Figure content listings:
^^^^

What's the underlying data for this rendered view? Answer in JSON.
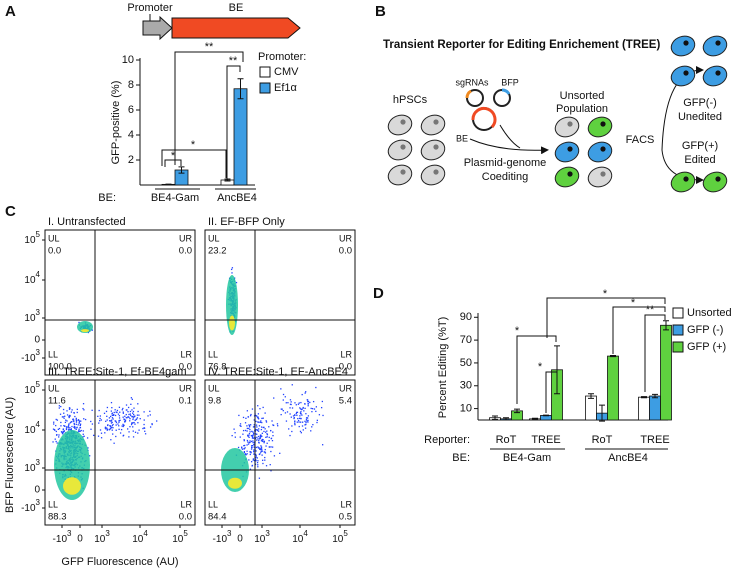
{
  "panel_labels": [
    "A",
    "B",
    "C",
    "D"
  ],
  "construct": {
    "promoter": "Promoter",
    "gene": "BE"
  },
  "chart_data": [
    {
      "type": "bar",
      "y_label": "GFP-positive (%)",
      "x_label": "BE:",
      "categories": [
        "BE4-Gam",
        "AncBE4"
      ],
      "legend_title": "Promoter:",
      "series": [
        {
          "name": "CMV",
          "color": "#ffffff",
          "values": [
            0.05,
            0.4
          ],
          "errors": [
            0.02,
            0.08
          ]
        },
        {
          "name": "Ef1α",
          "color": "#3d9de3",
          "values": [
            1.2,
            7.7
          ],
          "errors": [
            0.25,
            0.8
          ]
        }
      ],
      "ylim": [
        0,
        10
      ],
      "yticks": [
        2,
        4,
        6,
        8,
        10
      ],
      "annotations": [
        "**",
        "**",
        "*",
        "*"
      ]
    },
    {
      "type": "bar",
      "y_label": "Percent Editing (%T)",
      "x_label": "Reporter:",
      "group_label": "BE:",
      "categories": [
        "RoT",
        "TREE",
        "RoT",
        "TREE"
      ],
      "groups": [
        "BE4-Gam",
        "AncBE4"
      ],
      "series": [
        {
          "name": "Unsorted",
          "color": "#ffffff",
          "values": [
            2,
            1,
            21,
            20
          ],
          "errors": [
            1.5,
            0.5,
            2,
            0.5
          ]
        },
        {
          "name": "GFP (-)",
          "color": "#3d9de3",
          "values": [
            1,
            4,
            6,
            21
          ],
          "errors": [
            1,
            0.3,
            7,
            1.5
          ]
        },
        {
          "name": "GFP (+)",
          "color": "#5fd13f",
          "values": [
            8,
            44,
            56,
            83
          ],
          "errors": [
            1.5,
            21,
            0.5,
            4
          ]
        }
      ],
      "ylim": [
        0,
        92
      ],
      "yticks": [
        10,
        30,
        50,
        70,
        90
      ],
      "annotations": [
        "*",
        "*",
        "*",
        "*",
        "**"
      ]
    }
  ],
  "diagram": {
    "title": "Transient Reporter for Editing Enrichement (TREE)",
    "cells": "hPSCs",
    "sgrnas": "sgRNAs",
    "bfp": "BFP",
    "be": "BE",
    "coediting": [
      "Plasmid-genome",
      "Coediting"
    ],
    "unsorted": [
      "Unsorted",
      "Population"
    ],
    "facs": "FACS",
    "negative": [
      "GFP(-)",
      "Unedited"
    ],
    "positive": [
      "GFP(+)",
      "Edited"
    ]
  },
  "flow": {
    "x_label": "GFP Fluorescence (AU)",
    "y_label": "BFP Fluorescence (AU)",
    "ticks": [
      {
        "base": "-10",
        "exp": "3"
      },
      "0",
      {
        "base": "10",
        "exp": "3"
      },
      {
        "base": "10",
        "exp": "4"
      },
      {
        "base": "10",
        "exp": "5"
      }
    ],
    "plots": [
      {
        "title": "I. Untransfected",
        "quadrants": [
          {
            "name": "UL",
            "value": "0.0"
          },
          {
            "name": "UR",
            "value": "0.0"
          },
          {
            "name": "LL",
            "value": "100.0"
          },
          {
            "name": "LR",
            "value": "0.0"
          }
        ]
      },
      {
        "title": "II. EF-BFP Only",
        "quadrants": [
          {
            "name": "UL",
            "value": "23.2"
          },
          {
            "name": "UR",
            "value": "0.0"
          },
          {
            "name": "LL",
            "value": "76.8"
          },
          {
            "name": "LR",
            "value": "0.0"
          }
        ]
      },
      {
        "title": "III. TREE:Site-1, Ef-BE4gam",
        "quadrants": [
          {
            "name": "UL",
            "value": "11.6"
          },
          {
            "name": "UR",
            "value": "0.1"
          },
          {
            "name": "LL",
            "value": "88.3"
          },
          {
            "name": "LR",
            "value": "0.0"
          }
        ]
      },
      {
        "title": "IV. TREE:Site-1, EF-AncBE4",
        "quadrants": [
          {
            "name": "UL",
            "value": "9.8"
          },
          {
            "name": "UR",
            "value": "5.4"
          },
          {
            "name": "LL",
            "value": "84.4"
          },
          {
            "name": "LR",
            "value": "0.5"
          }
        ]
      }
    ]
  }
}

^^^^

TASK BRIEF:
Every entry above should come back exactly as written, except for its pictures.

REPLY TO THE TASK:
What's the underlying data for this rendered view? Answer in JSON.
{
  "panel_labels": [
    "A",
    "B",
    "C",
    "D"
  ],
  "construct": {
    "promoter": "Promoter",
    "gene": "BE"
  },
  "chart_data": [
    {
      "type": "bar",
      "y_label": "GFP-positive (%)",
      "x_label": "BE:",
      "categories": [
        "BE4-Gam",
        "AncBE4"
      ],
      "legend_title": "Promoter:",
      "series": [
        {
          "name": "CMV",
          "color": "#ffffff",
          "values": [
            0.05,
            0.4
          ],
          "errors": [
            0.02,
            0.08
          ]
        },
        {
          "name": "Ef1α",
          "color": "#3d9de3",
          "values": [
            1.2,
            7.7
          ],
          "errors": [
            0.25,
            0.8
          ]
        }
      ],
      "ylim": [
        0,
        10
      ],
      "yticks": [
        2,
        4,
        6,
        8,
        10
      ],
      "annotations": [
        "**",
        "**",
        "*",
        "*"
      ]
    },
    {
      "type": "bar",
      "y_label": "Percent Editing (%T)",
      "x_label": "Reporter:",
      "group_label": "BE:",
      "categories": [
        "RoT",
        "TREE",
        "RoT",
        "TREE"
      ],
      "groups": [
        "BE4-Gam",
        "AncBE4"
      ],
      "series": [
        {
          "name": "Unsorted",
          "color": "#ffffff",
          "values": [
            2,
            1,
            21,
            20
          ],
          "errors": [
            1.5,
            0.5,
            2,
            0.5
          ]
        },
        {
          "name": "GFP (-)",
          "color": "#3d9de3",
          "values": [
            1,
            4,
            6,
            21
          ],
          "errors": [
            1,
            0.3,
            7,
            1.5
          ]
        },
        {
          "name": "GFP (+)",
          "color": "#5fd13f",
          "values": [
            8,
            44,
            56,
            83
          ],
          "errors": [
            1.5,
            21,
            0.5,
            4
          ]
        }
      ],
      "ylim": [
        0,
        92
      ],
      "yticks": [
        10,
        30,
        50,
        70,
        90
      ],
      "annotations": [
        "*",
        "*",
        "*",
        "*",
        "**"
      ]
    }
  ],
  "diagram": {
    "title": "Transient Reporter for Editing Enrichement (TREE)",
    "cells": "hPSCs",
    "sgrnas": "sgRNAs",
    "bfp": "BFP",
    "be": "BE",
    "coediting": [
      "Plasmid-genome",
      "Coediting"
    ],
    "unsorted": [
      "Unsorted",
      "Population"
    ],
    "facs": "FACS",
    "negative": [
      "GFP(-)",
      "Unedited"
    ],
    "positive": [
      "GFP(+)",
      "Edited"
    ]
  },
  "flow": {
    "x_label": "GFP Fluorescence (AU)",
    "y_label": "BFP Fluorescence (AU)",
    "ticks": [
      {
        "base": "-10",
        "exp": "3"
      },
      "0",
      {
        "base": "10",
        "exp": "3"
      },
      {
        "base": "10",
        "exp": "4"
      },
      {
        "base": "10",
        "exp": "5"
      }
    ],
    "plots": [
      {
        "title": "I. Untransfected",
        "quadrants": [
          {
            "name": "UL",
            "value": "0.0"
          },
          {
            "name": "UR",
            "value": "0.0"
          },
          {
            "name": "LL",
            "value": "100.0"
          },
          {
            "name": "LR",
            "value": "0.0"
          }
        ]
      },
      {
        "title": "II. EF-BFP Only",
        "quadrants": [
          {
            "name": "UL",
            "value": "23.2"
          },
          {
            "name": "UR",
            "value": "0.0"
          },
          {
            "name": "LL",
            "value": "76.8"
          },
          {
            "name": "LR",
            "value": "0.0"
          }
        ]
      },
      {
        "title": "III. TREE:Site-1, Ef-BE4gam",
        "quadrants": [
          {
            "name": "UL",
            "value": "11.6"
          },
          {
            "name": "UR",
            "value": "0.1"
          },
          {
            "name": "LL",
            "value": "88.3"
          },
          {
            "name": "LR",
            "value": "0.0"
          }
        ]
      },
      {
        "title": "IV. TREE:Site-1, EF-AncBE4",
        "quadrants": [
          {
            "name": "UL",
            "value": "9.8"
          },
          {
            "name": "UR",
            "value": "5.4"
          },
          {
            "name": "LL",
            "value": "84.4"
          },
          {
            "name": "LR",
            "value": "0.5"
          }
        ]
      }
    ]
  }
}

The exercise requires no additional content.